** START **
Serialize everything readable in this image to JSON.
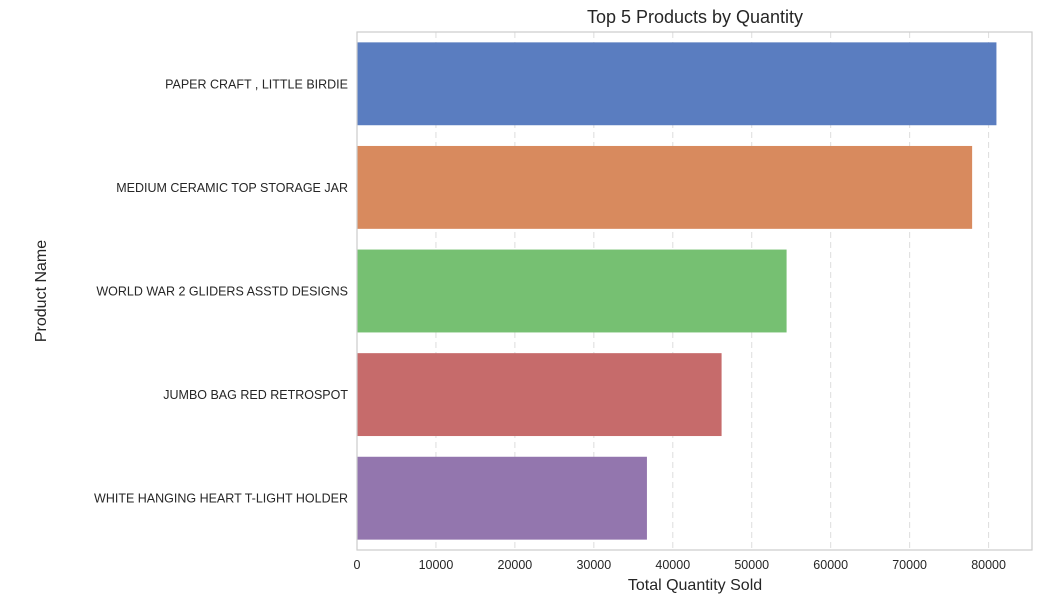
{
  "chart_data": {
    "type": "bar",
    "orientation": "horizontal",
    "title": "Top 5 Products by Quantity",
    "xlabel": "Total Quantity Sold",
    "ylabel": "Product Name",
    "categories": [
      "PAPER CRAFT , LITTLE BIRDIE",
      "MEDIUM CERAMIC TOP STORAGE JAR",
      "WORLD WAR 2 GLIDERS ASSTD DESIGNS",
      "JUMBO BAG RED RETROSPOT",
      "WHITE HANGING HEART T-LIGHT HOLDER"
    ],
    "values": [
      80995,
      77916,
      54415,
      46181,
      36725
    ],
    "colors": [
      "#5a7dc0",
      "#d88a5e",
      "#76c072",
      "#c66b6b",
      "#9376ae"
    ],
    "xlim": [
      0,
      85500
    ],
    "xticks": [
      0,
      10000,
      20000,
      30000,
      40000,
      50000,
      60000,
      70000,
      80000
    ],
    "xtick_labels": [
      "0",
      "10000",
      "20000",
      "30000",
      "40000",
      "50000",
      "60000",
      "70000",
      "80000"
    ],
    "grid": "x-dashed",
    "legend": "none"
  }
}
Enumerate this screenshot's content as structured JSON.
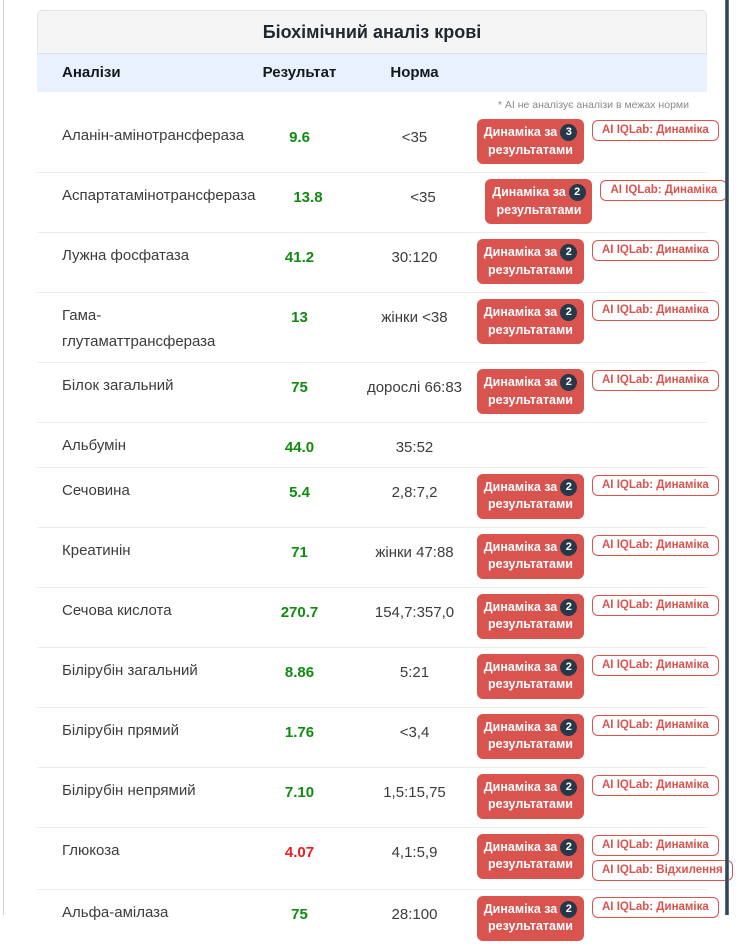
{
  "window": {
    "title": "Біохімічний аналіз крові"
  },
  "note": "* АІ не аналізує аналізи в межах норми",
  "table": {
    "headers": {
      "name": "Аналізи",
      "result": "Результат",
      "norm": "Норма"
    },
    "dynamics_button": {
      "line1": "Динаміка за",
      "line2": "результатами"
    },
    "ai_buttons": {
      "dynamics": "AI IQLab: Динаміка",
      "deviation": "AI IQLab: Відхилення"
    },
    "rows": [
      {
        "name": "Аланін-амінотрансфераза",
        "result": "9.6",
        "status": "normal",
        "norm": "<35",
        "dynamics_count": "3",
        "ai": [
          "dynamics"
        ]
      },
      {
        "name": "Аспартатамінотрансфераза",
        "result": "13.8",
        "status": "normal",
        "norm": "<35",
        "dynamics_count": "2",
        "ai": [
          "dynamics"
        ]
      },
      {
        "name": "Лужна фосфатаза",
        "result": "41.2",
        "status": "normal",
        "norm": "30:120",
        "dynamics_count": "2",
        "ai": [
          "dynamics"
        ]
      },
      {
        "name": "Гама-глутаматтрансфераза",
        "result": "13",
        "status": "normal",
        "norm": "жінки <38",
        "dynamics_count": "2",
        "ai": [
          "dynamics"
        ]
      },
      {
        "name": "Білок загальний",
        "result": "75",
        "status": "normal",
        "norm": "дорослі 66:83",
        "dynamics_count": "2",
        "ai": [
          "dynamics"
        ]
      },
      {
        "name": "Альбумін",
        "result": "44.0",
        "status": "normal",
        "norm": "35:52",
        "dynamics_count": null,
        "ai": []
      },
      {
        "name": "Сечовина",
        "result": "5.4",
        "status": "normal",
        "norm": "2,8:7,2",
        "dynamics_count": "2",
        "ai": [
          "dynamics"
        ]
      },
      {
        "name": "Креатинін",
        "result": "71",
        "status": "normal",
        "norm": "жінки 47:88",
        "dynamics_count": "2",
        "ai": [
          "dynamics"
        ]
      },
      {
        "name": "Сечова кислота",
        "result": "270.7",
        "status": "normal",
        "norm": "154,7:357,0",
        "dynamics_count": "2",
        "ai": [
          "dynamics"
        ]
      },
      {
        "name": "Білірубін загальний",
        "result": "8.86",
        "status": "normal",
        "norm": "5:21",
        "dynamics_count": "2",
        "ai": [
          "dynamics"
        ]
      },
      {
        "name": "Білірубін прямий",
        "result": "1.76",
        "status": "normal",
        "norm": "<3,4",
        "dynamics_count": "2",
        "ai": [
          "dynamics"
        ]
      },
      {
        "name": "Білірубін непрямий",
        "result": "7.10",
        "status": "normal",
        "norm": "1,5:15,75",
        "dynamics_count": "2",
        "ai": [
          "dynamics"
        ]
      },
      {
        "name": "Глюкоза",
        "result": "4.07",
        "status": "abnormal",
        "norm": "4,1:5,9",
        "dynamics_count": "2",
        "ai": [
          "dynamics",
          "deviation"
        ]
      },
      {
        "name": "Альфа-амілаза",
        "result": "75",
        "status": "normal",
        "norm": "28:100",
        "dynamics_count": "2",
        "ai": [
          "dynamics"
        ]
      }
    ]
  },
  "colors": {
    "accent_red": "#d9534f",
    "result_normal_green": "#0e8c0e",
    "result_abnormal_red": "#ee1c1c",
    "badge_bg": "#26394a",
    "header_row_bg": "#e8f1fd",
    "panel_heading_bg": "#f5f5f5"
  }
}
** END **
Work instructions. Copy every entry word for word, but omit the pictures.

Result of this exercise.
Serialize everything readable in this image to JSON.
{
  "chart_data": {
    "type": "bar",
    "orientation": "horizontal",
    "title": "Top 5 Products by Quantity",
    "xlabel": "Total Quantity Sold",
    "ylabel": "Product Name",
    "categories": [
      "PAPER CRAFT , LITTLE BIRDIE",
      "MEDIUM CERAMIC TOP STORAGE JAR",
      "WORLD WAR 2 GLIDERS ASSTD DESIGNS",
      "JUMBO BAG RED RETROSPOT",
      "WHITE HANGING HEART T-LIGHT HOLDER"
    ],
    "values": [
      80995,
      77916,
      54415,
      46181,
      36725
    ],
    "colors": [
      "#5a7dc0",
      "#d88a5e",
      "#76c072",
      "#c66b6b",
      "#9376ae"
    ],
    "xlim": [
      0,
      85500
    ],
    "xticks": [
      0,
      10000,
      20000,
      30000,
      40000,
      50000,
      60000,
      70000,
      80000
    ],
    "xtick_labels": [
      "0",
      "10000",
      "20000",
      "30000",
      "40000",
      "50000",
      "60000",
      "70000",
      "80000"
    ],
    "grid": "x-dashed",
    "legend": "none"
  }
}
Enumerate this screenshot's content as structured JSON.
{
  "window": {
    "title": "Біохімічний аналіз крові"
  },
  "note": "* АІ не аналізує аналізи в межах норми",
  "table": {
    "headers": {
      "name": "Аналізи",
      "result": "Результат",
      "norm": "Норма"
    },
    "dynamics_button": {
      "line1": "Динаміка за",
      "line2": "результатами"
    },
    "ai_buttons": {
      "dynamics": "AI IQLab: Динаміка",
      "deviation": "AI IQLab: Відхилення"
    },
    "rows": [
      {
        "name": "Аланін-амінотрансфераза",
        "result": "9.6",
        "status": "normal",
        "norm": "<35",
        "dynamics_count": "3",
        "ai": [
          "dynamics"
        ]
      },
      {
        "name": "Аспартатамінотрансфераза",
        "result": "13.8",
        "status": "normal",
        "norm": "<35",
        "dynamics_count": "2",
        "ai": [
          "dynamics"
        ]
      },
      {
        "name": "Лужна фосфатаза",
        "result": "41.2",
        "status": "normal",
        "norm": "30:120",
        "dynamics_count": "2",
        "ai": [
          "dynamics"
        ]
      },
      {
        "name": "Гама-глутаматтрансфераза",
        "result": "13",
        "status": "normal",
        "norm": "жінки <38",
        "dynamics_count": "2",
        "ai": [
          "dynamics"
        ]
      },
      {
        "name": "Білок загальний",
        "result": "75",
        "status": "normal",
        "norm": "дорослі 66:83",
        "dynamics_count": "2",
        "ai": [
          "dynamics"
        ]
      },
      {
        "name": "Альбумін",
        "result": "44.0",
        "status": "normal",
        "norm": "35:52",
        "dynamics_count": null,
        "ai": []
      },
      {
        "name": "Сечовина",
        "result": "5.4",
        "status": "normal",
        "norm": "2,8:7,2",
        "dynamics_count": "2",
        "ai": [
          "dynamics"
        ]
      },
      {
        "name": "Креатинін",
        "result": "71",
        "status": "normal",
        "norm": "жінки 47:88",
        "dynamics_count": "2",
        "ai": [
          "dynamics"
        ]
      },
      {
        "name": "Сечова кислота",
        "result": "270.7",
        "status": "normal",
        "norm": "154,7:357,0",
        "dynamics_count": "2",
        "ai": [
          "dynamics"
        ]
      },
      {
        "name": "Білірубін загальний",
        "result": "8.86",
        "status": "normal",
        "norm": "5:21",
        "dynamics_count": "2",
        "ai": [
          "dynamics"
        ]
      },
      {
        "name": "Білірубін прямий",
        "result": "1.76",
        "status": "normal",
        "norm": "<3,4",
        "dynamics_count": "2",
        "ai": [
          "dynamics"
        ]
      },
      {
        "name": "Білірубін непрямий",
        "result": "7.10",
        "status": "normal",
        "norm": "1,5:15,75",
        "dynamics_count": "2",
        "ai": [
          "dynamics"
        ]
      },
      {
        "name": "Глюкоза",
        "result": "4.07",
        "status": "abnormal",
        "norm": "4,1:5,9",
        "dynamics_count": "2",
        "ai": [
          "dynamics",
          "deviation"
        ]
      },
      {
        "name": "Альфа-амілаза",
        "result": "75",
        "status": "normal",
        "norm": "28:100",
        "dynamics_count": "2",
        "ai": [
          "dynamics"
        ]
      }
    ]
  },
  "colors": {
    "accent_red": "#d9534f",
    "result_normal_green": "#0e8c0e",
    "result_abnormal_red": "#ee1c1c",
    "badge_bg": "#26394a",
    "header_row_bg": "#e8f1fd",
    "panel_heading_bg": "#f5f5f5"
  }
}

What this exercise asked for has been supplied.